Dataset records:
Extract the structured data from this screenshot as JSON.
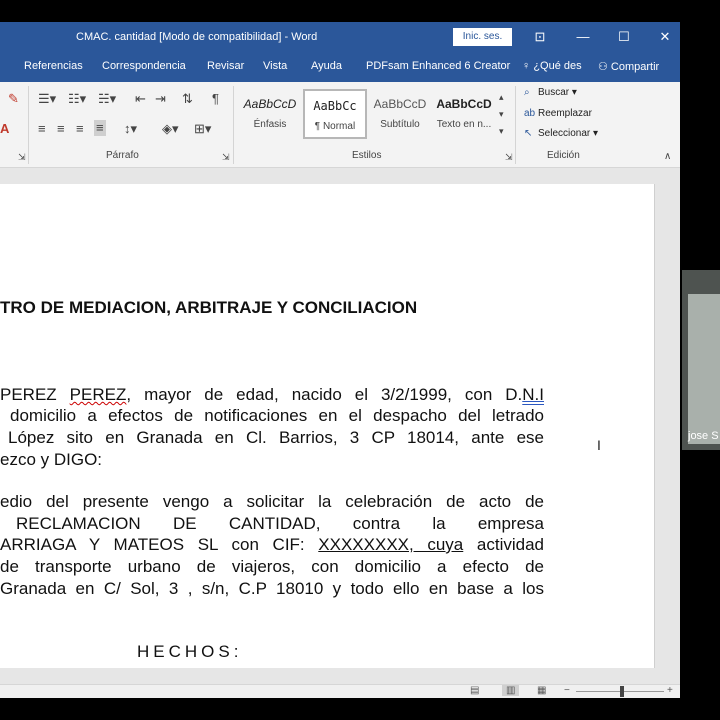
{
  "window": {
    "title": "CMAC. cantidad [Modo de compatibilidad]  -  Word",
    "signin_label": "Inic. ses.",
    "controls": [
      "⊡",
      "—",
      "☐",
      "✕"
    ]
  },
  "tabs": [
    "Referencias",
    "Correspondencia",
    "Revisar",
    "Vista",
    "Ayuda",
    "PDFsam Enhanced 6 Creator",
    "¿Qué des",
    "Compartir"
  ],
  "ribbon": {
    "groups": {
      "paragraph": "Párrafo",
      "styles": "Estilos",
      "editing": "Edición"
    },
    "styles": [
      {
        "preview": "AaBbCcD",
        "name": "Énfasis"
      },
      {
        "preview": "AaBbCc",
        "name": "¶ Normal"
      },
      {
        "preview": "AaBbCcD",
        "name": "Subtítulo"
      },
      {
        "preview": "AaBbCcD",
        "name": "Texto en n..."
      }
    ],
    "editing": {
      "find": "Buscar",
      "replace": "Reemplazar",
      "select": "Seleccionar"
    }
  },
  "document": {
    "heading": "TRO DE MEDIACION, ARBITRAJE Y CONCILIACION",
    "p1": {
      "l1": {
        "a": "PEREZ",
        "b": "PEREZ",
        "c": ", mayor de edad, nacido el 3/2/1999, con D.",
        "d": "N.I"
      },
      "l2": "domicilio a efectos de notificaciones en el despacho del letrado",
      "l3": "López sito en Granada en Cl. Barrios, 3 CP 18014, ante ese",
      "l4": "ezco y DIGO:"
    },
    "p2": {
      "l1": "edio del presente vengo a solicitar la celebración de acto de",
      "l2": "RECLAMACION  DE  CANTIDAD,  contra  la  empresa",
      "l3": {
        "a": "ARRIAGA Y MATEOS SL con CIF: ",
        "b": "XXXXXXXX,  cuya",
        "c": " actividad"
      },
      "l4": "de transporte urbano de viajeros, con domicilio a efecto de",
      "l5": "Granada en C/ Sol, 3 , s/n, C.P 18010 y todo ello en base a los"
    },
    "hechos": "HECHOS:"
  },
  "video": {
    "participant": "jose S"
  },
  "colors": {
    "accent": "#2b579a",
    "ribbon": "#f3f3f3",
    "workspace": "#e6e6e6"
  }
}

Exercise requirements: Output the data exactly. Pictures don't belong in the result.

Solution to the problem:
Extract the structured data from this screenshot as JSON.
{
  "window": {
    "title": "CMAC. cantidad [Modo de compatibilidad]  -  Word",
    "signin_label": "Inic. ses.",
    "controls": [
      "⊡",
      "—",
      "☐",
      "✕"
    ]
  },
  "tabs": [
    "Referencias",
    "Correspondencia",
    "Revisar",
    "Vista",
    "Ayuda",
    "PDFsam Enhanced 6 Creator",
    "¿Qué des",
    "Compartir"
  ],
  "ribbon": {
    "groups": {
      "paragraph": "Párrafo",
      "styles": "Estilos",
      "editing": "Edición"
    },
    "styles": [
      {
        "preview": "AaBbCcD",
        "name": "Énfasis"
      },
      {
        "preview": "AaBbCc",
        "name": "¶ Normal"
      },
      {
        "preview": "AaBbCcD",
        "name": "Subtítulo"
      },
      {
        "preview": "AaBbCcD",
        "name": "Texto en n..."
      }
    ],
    "editing": {
      "find": "Buscar",
      "replace": "Reemplazar",
      "select": "Seleccionar"
    }
  },
  "document": {
    "heading": "TRO DE MEDIACION, ARBITRAJE Y CONCILIACION",
    "p1": {
      "l1": {
        "a": "PEREZ",
        "b": "PEREZ",
        "c": ", mayor de edad, nacido el 3/2/1999, con D.",
        "d": "N.I"
      },
      "l2": "domicilio a efectos de notificaciones en el despacho del letrado",
      "l3": "López sito en Granada en Cl. Barrios, 3 CP 18014, ante ese",
      "l4": "ezco y DIGO:"
    },
    "p2": {
      "l1": "edio del presente vengo a solicitar la celebración de acto de",
      "l2": "RECLAMACION  DE  CANTIDAD,  contra  la  empresa",
      "l3": {
        "a": "ARRIAGA Y MATEOS SL con CIF: ",
        "b": "XXXXXXXX,  cuya",
        "c": " actividad"
      },
      "l4": "de transporte urbano de viajeros, con domicilio a efecto de",
      "l5": "Granada en C/ Sol, 3 , s/n, C.P 18010 y todo ello en base a los"
    },
    "hechos": "HECHOS:"
  },
  "video": {
    "participant": "jose S"
  },
  "colors": {
    "accent": "#2b579a",
    "ribbon": "#f3f3f3",
    "workspace": "#e6e6e6"
  }
}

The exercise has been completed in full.